* Given exercise: Check each line of the records below for the string "simple", then state how many lines contain it, with no other output.

# Records for the exercise start

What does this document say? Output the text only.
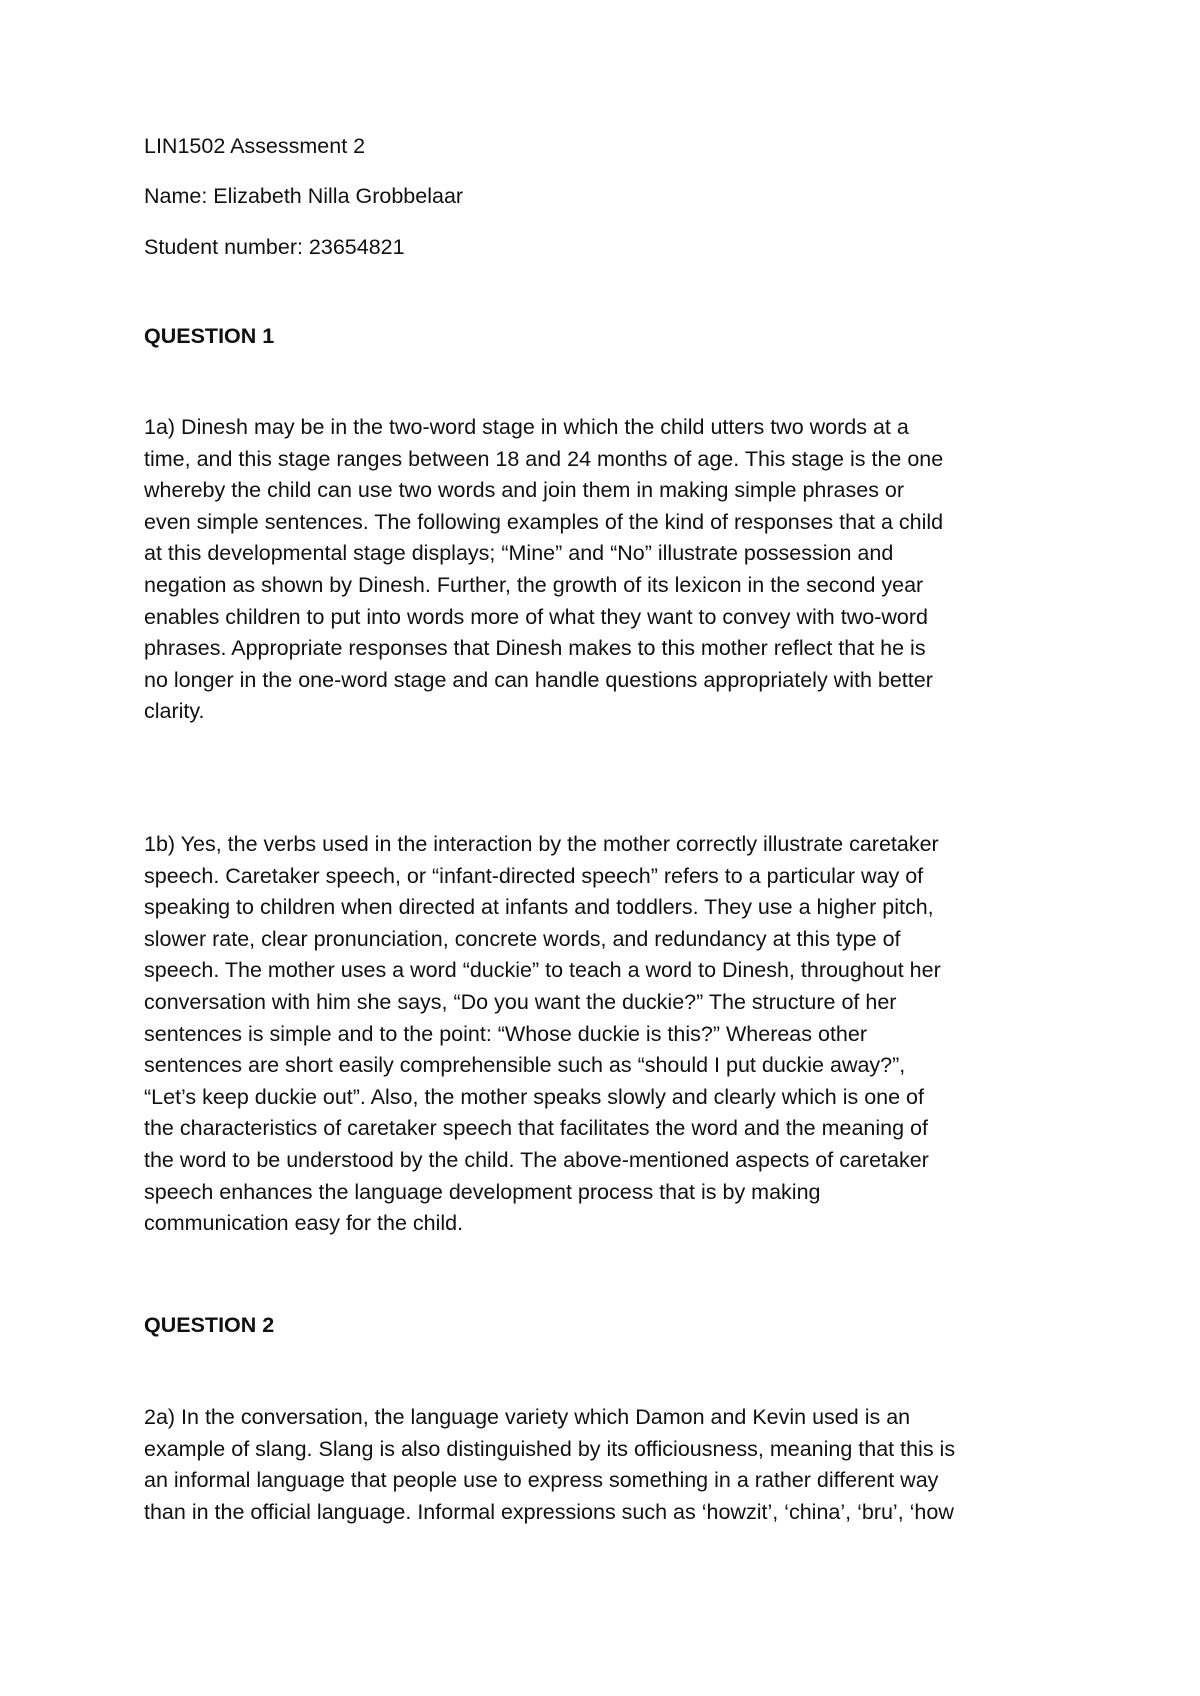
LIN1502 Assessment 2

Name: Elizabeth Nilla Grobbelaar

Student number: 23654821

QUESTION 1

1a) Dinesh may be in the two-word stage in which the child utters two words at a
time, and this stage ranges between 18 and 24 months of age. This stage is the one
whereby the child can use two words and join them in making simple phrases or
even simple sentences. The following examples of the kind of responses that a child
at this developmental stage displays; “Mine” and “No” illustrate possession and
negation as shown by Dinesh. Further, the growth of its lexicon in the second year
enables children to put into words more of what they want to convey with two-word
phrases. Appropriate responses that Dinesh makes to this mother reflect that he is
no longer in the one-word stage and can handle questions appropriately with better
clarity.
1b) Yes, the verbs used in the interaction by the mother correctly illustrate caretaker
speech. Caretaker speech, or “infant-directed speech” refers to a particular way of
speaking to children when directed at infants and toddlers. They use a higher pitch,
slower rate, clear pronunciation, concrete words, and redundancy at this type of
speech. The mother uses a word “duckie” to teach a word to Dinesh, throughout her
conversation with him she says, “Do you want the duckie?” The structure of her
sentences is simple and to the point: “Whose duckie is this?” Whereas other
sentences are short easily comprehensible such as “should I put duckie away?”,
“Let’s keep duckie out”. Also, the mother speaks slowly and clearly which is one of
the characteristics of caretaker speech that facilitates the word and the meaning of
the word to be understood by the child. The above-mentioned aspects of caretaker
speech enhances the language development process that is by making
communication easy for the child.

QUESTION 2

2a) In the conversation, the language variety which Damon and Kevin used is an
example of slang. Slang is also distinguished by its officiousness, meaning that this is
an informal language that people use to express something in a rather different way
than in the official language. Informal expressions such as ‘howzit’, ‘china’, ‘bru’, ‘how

# Records for the exercise end
# Records for the exercise start

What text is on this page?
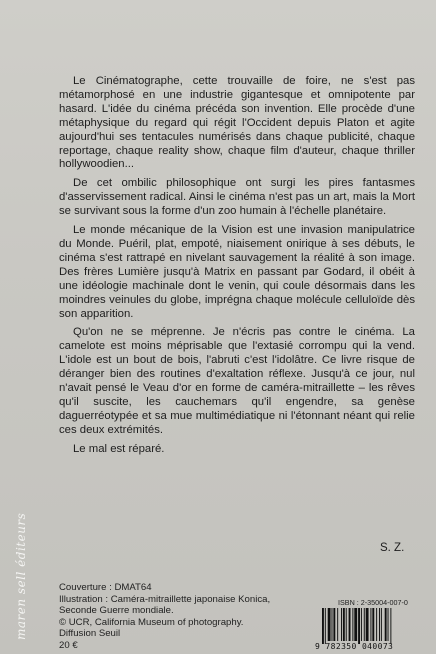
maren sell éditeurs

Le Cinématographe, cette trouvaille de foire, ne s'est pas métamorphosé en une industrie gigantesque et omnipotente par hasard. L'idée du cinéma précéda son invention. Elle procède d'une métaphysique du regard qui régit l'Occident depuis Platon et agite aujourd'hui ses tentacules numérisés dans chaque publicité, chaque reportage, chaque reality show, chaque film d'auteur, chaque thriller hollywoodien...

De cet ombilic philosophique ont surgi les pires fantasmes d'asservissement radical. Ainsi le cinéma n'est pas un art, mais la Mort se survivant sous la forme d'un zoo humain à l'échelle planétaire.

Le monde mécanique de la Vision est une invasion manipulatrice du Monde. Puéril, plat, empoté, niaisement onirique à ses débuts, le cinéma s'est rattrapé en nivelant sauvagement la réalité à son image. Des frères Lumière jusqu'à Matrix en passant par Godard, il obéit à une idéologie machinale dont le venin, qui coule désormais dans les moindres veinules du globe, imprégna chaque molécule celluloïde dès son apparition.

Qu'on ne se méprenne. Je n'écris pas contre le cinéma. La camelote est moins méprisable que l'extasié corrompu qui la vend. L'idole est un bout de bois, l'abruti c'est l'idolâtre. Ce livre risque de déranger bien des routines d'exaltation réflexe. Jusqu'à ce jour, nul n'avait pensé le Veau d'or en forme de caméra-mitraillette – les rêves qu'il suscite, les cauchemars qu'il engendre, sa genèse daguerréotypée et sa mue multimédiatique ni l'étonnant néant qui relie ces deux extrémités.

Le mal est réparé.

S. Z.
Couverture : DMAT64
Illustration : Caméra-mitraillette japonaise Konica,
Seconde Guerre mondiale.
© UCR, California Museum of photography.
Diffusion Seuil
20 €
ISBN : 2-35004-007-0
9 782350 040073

# Records for the exercise end

* The response: 3